#### [Text section]
↓↓↓

Just keeping up with all the good work they are doing and helping other do is almost a full time job. I found the best way to get this done is to use the skills of a journalist/analyst rather than a boss or supervisor. When team members return from sojourns in the field, I sit down with them and listen to their experiences, concerns and aspirations. I put myself in the mind set of a reporter and ask myself how I would explain this in a written article and then how I might answer questions if I was on one of the panels on a Sunday morning news program. Of course, listening is good leadership and understanding is essential to right action, but this is only the first step. My responsibility goes beyond asking questions and reporting. My job is to coordinate and guide the whole team and create synergies among team members. If I were to plot my team members’ activities on a Venn diagram, I add the most value when I can find and accentuate the places of overlap. Let me illustrate with an example.In the Hadithah region, I asked my USDA expert to partner with local officials to enhance plans for restoring land productivity in ways that were both ecologically and economically sustainable. At the same time, our governance expert worked on issues of land tenure. Cloudy land title is one of the biggest impediments to responsible development in the region. (Little things like a small QRF grant to organize the records office can leverage into much bigger results.) All the while our business development team member developed and implemented a plan for an equipment rental operation as our city planning expert delivered GPS mapping software to expedite forecasting and platting of communication networks and communities. Each of these tasks was worth doing on its own merits, but when coordinated the total accomplishment will be greater than the sum of its parts. That is what I do when I am successful and I think the talent for doing this is the key skill for PRT leaders.
Lao Tzu says about leadership that when the best leaders have accomplished their purposes, the people say that they have done it by themselves. That is good team advice. I also find that thinking about my job and writing it for others who are unfamiliar with the details helps me understand my own plans. Thanks for listening. Comments are welcome. Any of my team reading this – we can talk.
Some bandits robbed a train last week. I thought that only happened in “Butch Cassidy and the Sundance Kid” days. Unfortunately in this case no horsemen came galloping out of a boxcar to chase the miscreants. They got away with some oil bound for the refinery at K3. I really don’t know any details of the circumstance. It was probably just an inside job and a lot less picturesque than I imagine it. But I have been learning a little re the transportation network in Iraq.
Iraq has the biggest rail network in the Middle East. Rail lines reach from beyond Mosul in the north, west to Al Qaim and south to the Persian Gulf. During the early 20th Century, the Berlin to Baghdad railroad line (part of which was the famous Orient Express) was an irritant in German-British relationship, as the Brits thought the Kaiser in league with the Turkish Sultan, who controlled Mesopotamia, would use the rail network to threaten access to their colony in India. Iraq was in the middle of things then and geography has not changed.

↑↑↑

#### [Stored data]
↓↓↓

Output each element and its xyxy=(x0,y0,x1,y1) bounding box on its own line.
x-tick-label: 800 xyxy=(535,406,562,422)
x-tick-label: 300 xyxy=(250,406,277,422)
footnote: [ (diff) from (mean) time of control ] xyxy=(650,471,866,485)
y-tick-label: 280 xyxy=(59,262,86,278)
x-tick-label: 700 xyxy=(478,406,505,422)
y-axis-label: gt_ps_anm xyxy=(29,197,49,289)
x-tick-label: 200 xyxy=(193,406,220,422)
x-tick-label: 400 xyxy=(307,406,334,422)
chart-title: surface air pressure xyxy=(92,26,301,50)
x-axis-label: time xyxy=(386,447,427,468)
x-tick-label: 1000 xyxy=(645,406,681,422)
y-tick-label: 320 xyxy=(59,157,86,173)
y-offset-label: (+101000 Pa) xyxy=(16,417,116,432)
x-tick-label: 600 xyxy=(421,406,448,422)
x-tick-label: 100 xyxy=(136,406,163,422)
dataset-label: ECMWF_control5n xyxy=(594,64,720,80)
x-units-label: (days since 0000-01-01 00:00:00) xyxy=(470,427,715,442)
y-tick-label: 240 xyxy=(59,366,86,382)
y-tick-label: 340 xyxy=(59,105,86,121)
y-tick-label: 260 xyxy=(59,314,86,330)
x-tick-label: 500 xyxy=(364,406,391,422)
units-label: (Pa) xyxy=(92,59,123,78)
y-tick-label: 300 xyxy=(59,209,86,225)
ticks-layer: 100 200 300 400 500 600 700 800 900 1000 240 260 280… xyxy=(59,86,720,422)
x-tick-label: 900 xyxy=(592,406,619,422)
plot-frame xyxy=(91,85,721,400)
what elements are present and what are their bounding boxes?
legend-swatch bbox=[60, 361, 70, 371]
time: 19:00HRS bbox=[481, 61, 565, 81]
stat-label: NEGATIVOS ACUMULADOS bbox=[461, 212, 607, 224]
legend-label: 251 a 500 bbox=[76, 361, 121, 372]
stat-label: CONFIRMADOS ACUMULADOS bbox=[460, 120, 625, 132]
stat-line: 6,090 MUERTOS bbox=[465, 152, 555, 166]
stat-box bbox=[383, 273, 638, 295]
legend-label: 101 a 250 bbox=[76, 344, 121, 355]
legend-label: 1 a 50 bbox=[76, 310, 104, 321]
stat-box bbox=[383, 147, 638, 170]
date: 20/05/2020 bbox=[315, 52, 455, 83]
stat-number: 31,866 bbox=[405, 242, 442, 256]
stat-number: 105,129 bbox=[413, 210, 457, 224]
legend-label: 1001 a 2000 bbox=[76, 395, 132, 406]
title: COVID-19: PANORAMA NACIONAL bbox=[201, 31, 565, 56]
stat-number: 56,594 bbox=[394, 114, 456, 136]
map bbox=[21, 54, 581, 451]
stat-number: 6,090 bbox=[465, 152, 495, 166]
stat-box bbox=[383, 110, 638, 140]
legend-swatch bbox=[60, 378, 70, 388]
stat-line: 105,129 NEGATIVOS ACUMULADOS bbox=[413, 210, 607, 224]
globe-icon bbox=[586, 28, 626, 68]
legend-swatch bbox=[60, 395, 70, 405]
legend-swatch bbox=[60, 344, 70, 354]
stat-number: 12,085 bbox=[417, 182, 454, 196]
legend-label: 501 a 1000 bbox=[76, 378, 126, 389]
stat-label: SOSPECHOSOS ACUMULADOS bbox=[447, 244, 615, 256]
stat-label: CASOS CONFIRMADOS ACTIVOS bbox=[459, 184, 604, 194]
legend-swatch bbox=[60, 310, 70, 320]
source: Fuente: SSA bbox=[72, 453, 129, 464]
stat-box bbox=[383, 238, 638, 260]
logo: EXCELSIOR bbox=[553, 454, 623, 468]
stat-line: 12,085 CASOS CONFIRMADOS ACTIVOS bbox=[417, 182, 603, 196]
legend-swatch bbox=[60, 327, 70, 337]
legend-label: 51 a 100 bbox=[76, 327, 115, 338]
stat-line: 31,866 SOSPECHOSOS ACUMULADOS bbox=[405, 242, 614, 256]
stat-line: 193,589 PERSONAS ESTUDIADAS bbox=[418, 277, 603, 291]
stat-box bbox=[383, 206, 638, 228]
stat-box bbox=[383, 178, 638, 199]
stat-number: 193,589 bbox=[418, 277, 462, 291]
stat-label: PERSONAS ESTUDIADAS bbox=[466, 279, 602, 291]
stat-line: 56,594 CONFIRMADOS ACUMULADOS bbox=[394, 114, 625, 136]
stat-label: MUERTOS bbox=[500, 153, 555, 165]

↑↑↑

#### [Task goal]
List every team member the text names by role in its example about the Hadithah region.

#### [Written answer]
- USDA expert
- Governance expert
- Business development team member
- City planning expert